**PROBLEM DETAILS**:
Identify all lines in the listing that include the word "Simple", and copy them out.

|---|

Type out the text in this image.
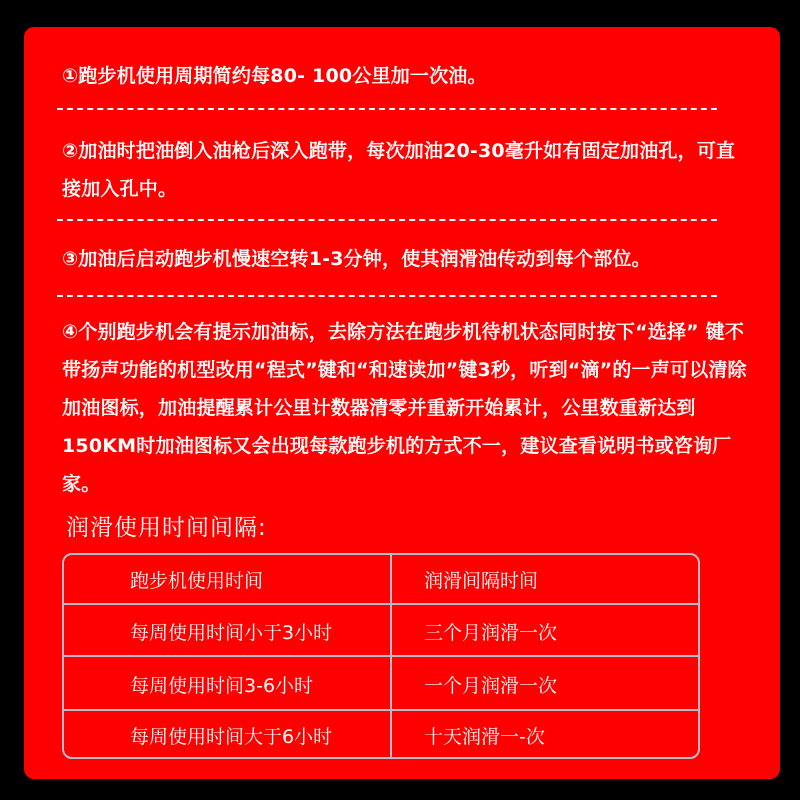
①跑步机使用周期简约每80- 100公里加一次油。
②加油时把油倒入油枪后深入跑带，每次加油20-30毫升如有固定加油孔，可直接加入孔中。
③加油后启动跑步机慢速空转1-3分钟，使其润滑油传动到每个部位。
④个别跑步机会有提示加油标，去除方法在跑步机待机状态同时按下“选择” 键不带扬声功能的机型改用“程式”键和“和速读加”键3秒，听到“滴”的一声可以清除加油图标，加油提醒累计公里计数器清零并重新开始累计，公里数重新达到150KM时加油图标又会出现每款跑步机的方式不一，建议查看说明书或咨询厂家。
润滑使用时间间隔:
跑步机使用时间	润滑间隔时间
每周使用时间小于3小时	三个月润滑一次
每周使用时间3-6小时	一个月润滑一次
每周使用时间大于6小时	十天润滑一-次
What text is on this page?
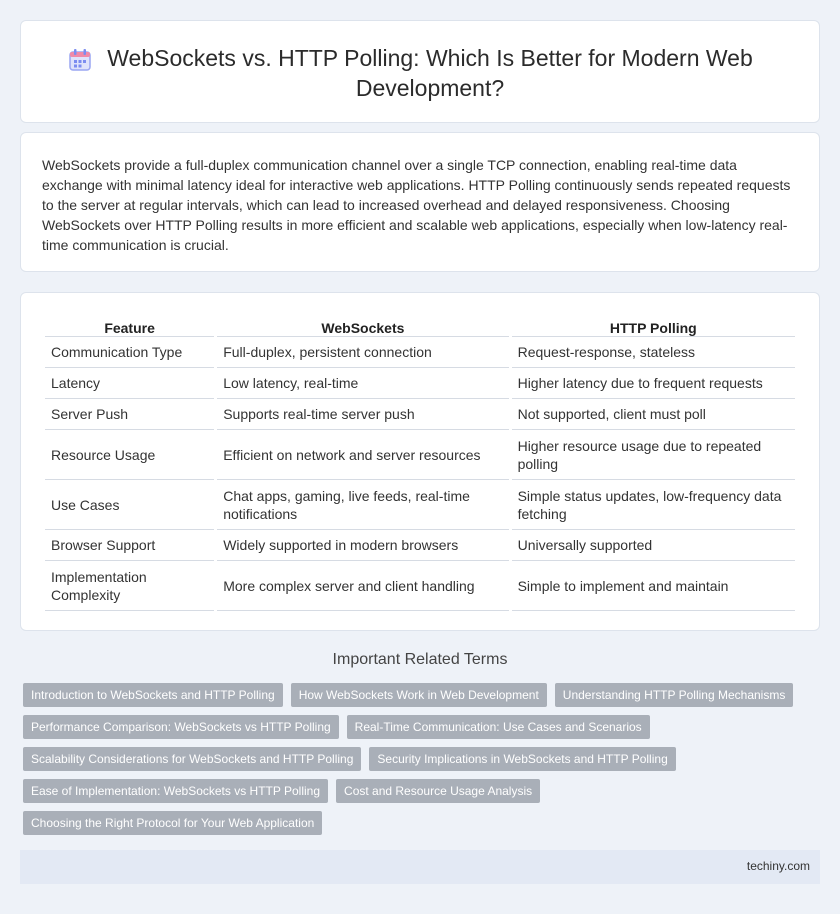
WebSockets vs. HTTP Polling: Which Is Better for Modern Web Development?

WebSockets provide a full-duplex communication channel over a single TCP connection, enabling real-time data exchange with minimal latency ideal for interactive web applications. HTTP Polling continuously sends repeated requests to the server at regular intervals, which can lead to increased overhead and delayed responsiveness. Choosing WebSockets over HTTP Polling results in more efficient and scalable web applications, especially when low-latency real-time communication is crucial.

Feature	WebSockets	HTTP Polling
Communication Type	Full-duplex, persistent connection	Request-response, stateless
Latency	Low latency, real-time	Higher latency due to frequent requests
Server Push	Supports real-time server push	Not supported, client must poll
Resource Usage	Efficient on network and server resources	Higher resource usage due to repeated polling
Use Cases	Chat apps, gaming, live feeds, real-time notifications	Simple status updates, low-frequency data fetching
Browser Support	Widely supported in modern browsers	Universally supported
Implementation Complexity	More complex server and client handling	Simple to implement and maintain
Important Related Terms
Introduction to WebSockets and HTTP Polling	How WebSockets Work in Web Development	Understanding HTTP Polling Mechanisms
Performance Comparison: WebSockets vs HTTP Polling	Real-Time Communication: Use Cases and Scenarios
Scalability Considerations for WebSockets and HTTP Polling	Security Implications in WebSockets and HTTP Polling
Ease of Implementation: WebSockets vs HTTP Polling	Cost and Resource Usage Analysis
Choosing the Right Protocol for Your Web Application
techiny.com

|---|

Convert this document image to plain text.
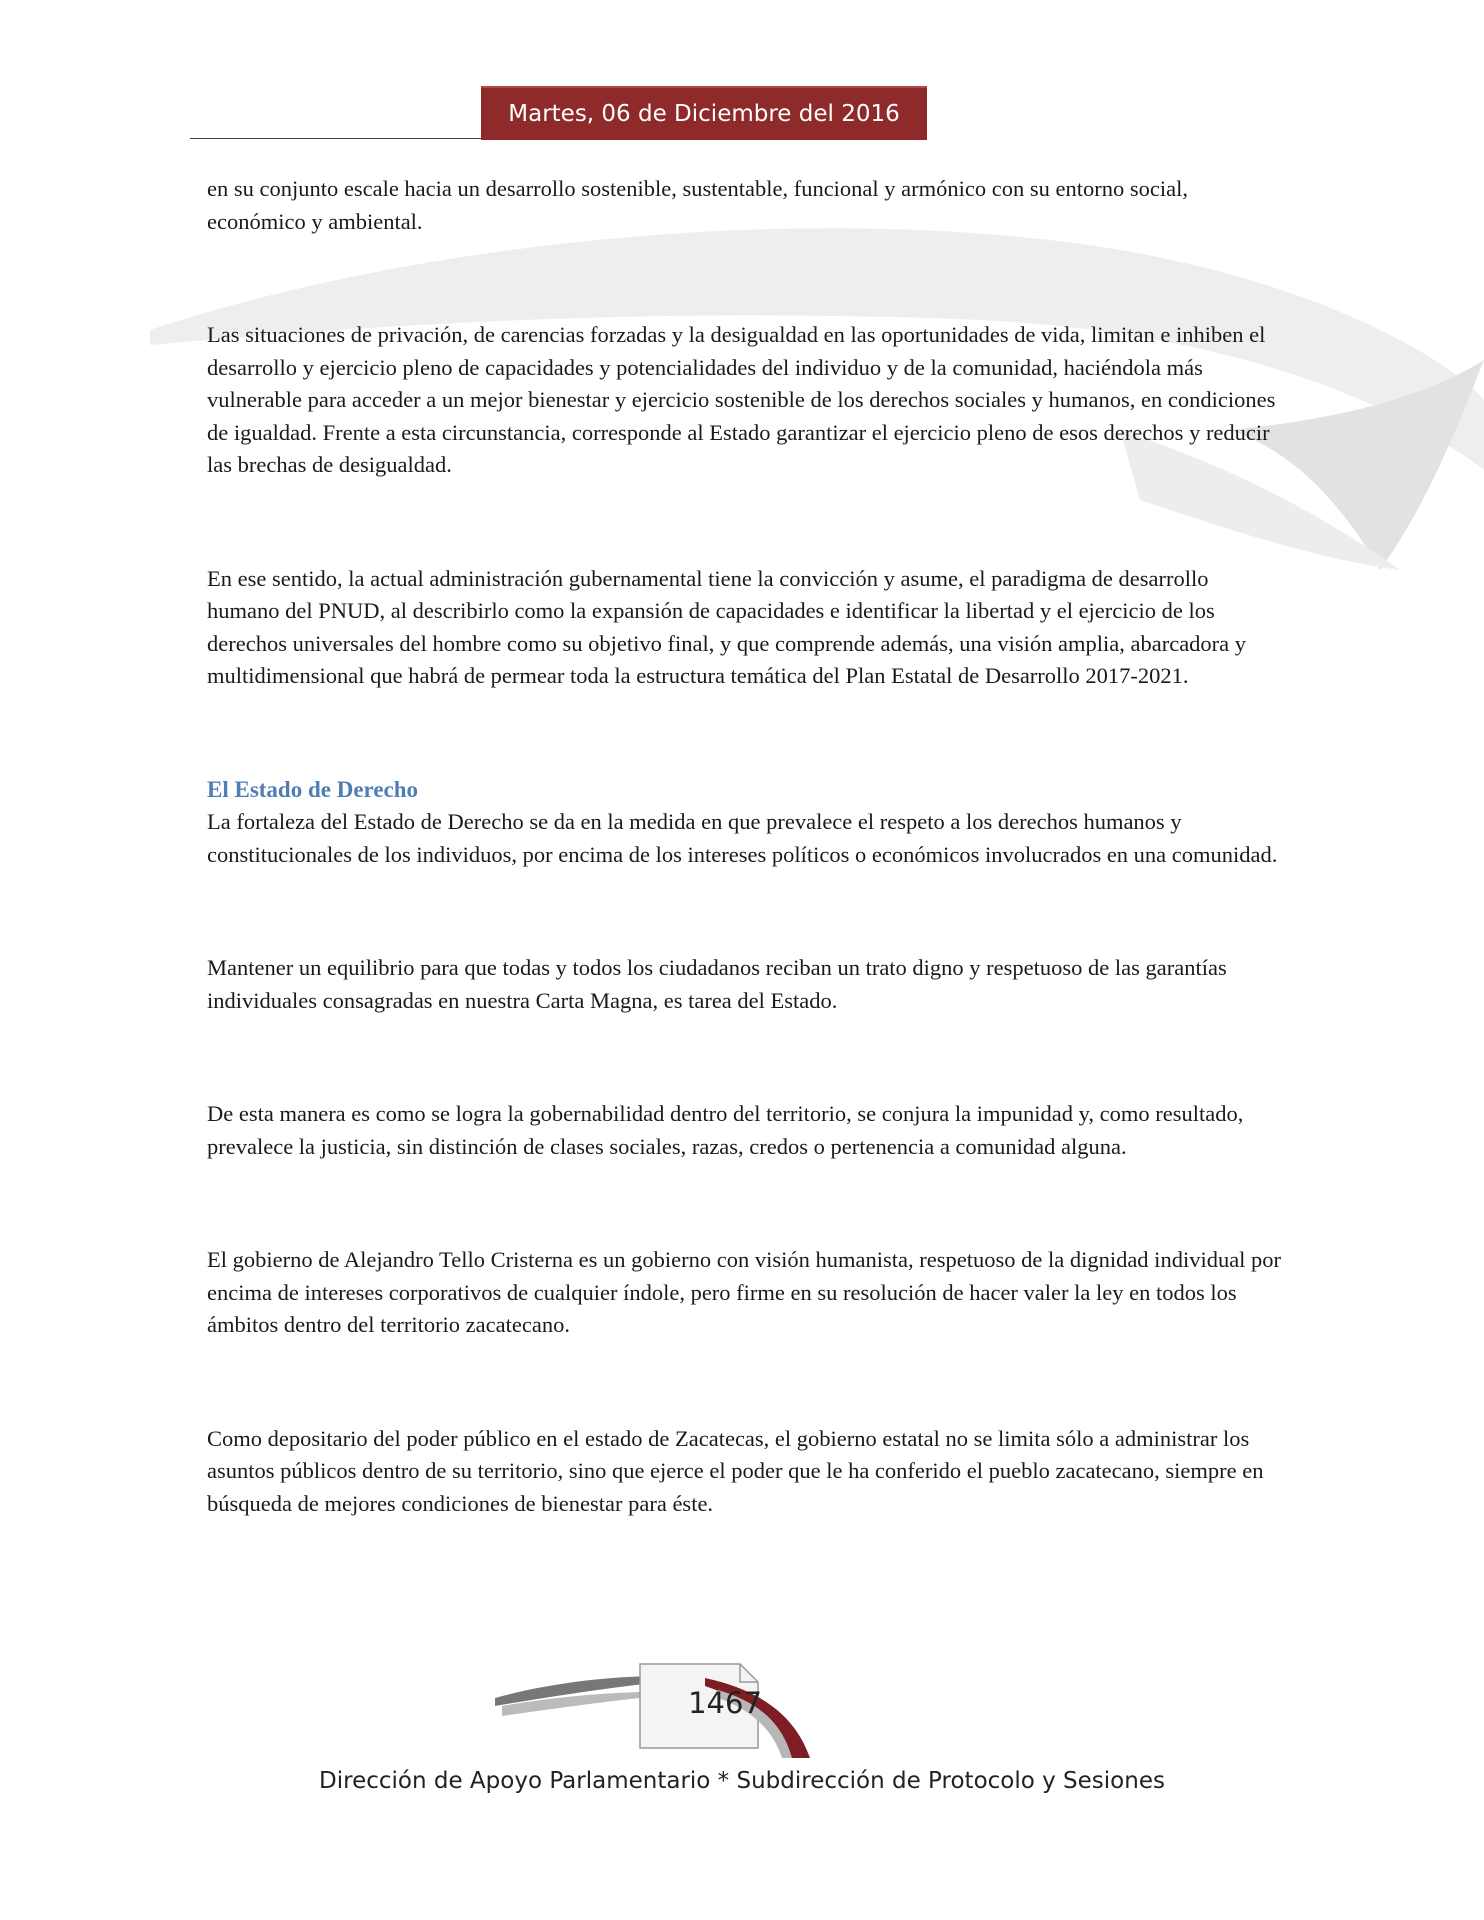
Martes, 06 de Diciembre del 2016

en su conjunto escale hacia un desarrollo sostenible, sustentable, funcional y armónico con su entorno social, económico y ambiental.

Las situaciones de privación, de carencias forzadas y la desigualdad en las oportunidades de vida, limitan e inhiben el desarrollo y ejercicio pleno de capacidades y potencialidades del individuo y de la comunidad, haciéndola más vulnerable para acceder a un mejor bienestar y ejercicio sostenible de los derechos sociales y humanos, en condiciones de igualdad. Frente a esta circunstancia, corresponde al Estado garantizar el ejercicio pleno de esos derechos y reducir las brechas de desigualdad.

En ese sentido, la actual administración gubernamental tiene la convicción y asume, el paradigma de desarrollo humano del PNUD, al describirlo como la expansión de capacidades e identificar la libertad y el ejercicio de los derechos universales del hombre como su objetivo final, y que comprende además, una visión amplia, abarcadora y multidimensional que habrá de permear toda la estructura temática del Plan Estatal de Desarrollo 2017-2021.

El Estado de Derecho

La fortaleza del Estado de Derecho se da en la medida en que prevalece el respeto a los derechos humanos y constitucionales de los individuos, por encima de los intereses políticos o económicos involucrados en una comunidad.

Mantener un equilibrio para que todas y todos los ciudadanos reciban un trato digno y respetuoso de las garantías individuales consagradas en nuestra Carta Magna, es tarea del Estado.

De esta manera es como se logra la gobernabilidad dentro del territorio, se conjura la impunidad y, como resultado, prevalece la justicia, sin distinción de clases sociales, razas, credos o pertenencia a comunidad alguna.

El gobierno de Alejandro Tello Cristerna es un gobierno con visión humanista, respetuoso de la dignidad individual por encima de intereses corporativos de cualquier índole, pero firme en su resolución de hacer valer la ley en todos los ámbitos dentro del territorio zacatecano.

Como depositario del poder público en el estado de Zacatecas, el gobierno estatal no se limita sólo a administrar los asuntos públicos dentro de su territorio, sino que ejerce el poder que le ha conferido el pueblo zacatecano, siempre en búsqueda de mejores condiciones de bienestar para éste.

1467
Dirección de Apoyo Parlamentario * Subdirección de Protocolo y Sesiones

|---|

**COMPLETED EXERCISE**:
Use Cases	Chat apps, gaming, live feeds, real-time notifications	Simple status updates, low-frequency data fetching
Implementation Complexity	More complex server and client handling	Simple to implement and maintain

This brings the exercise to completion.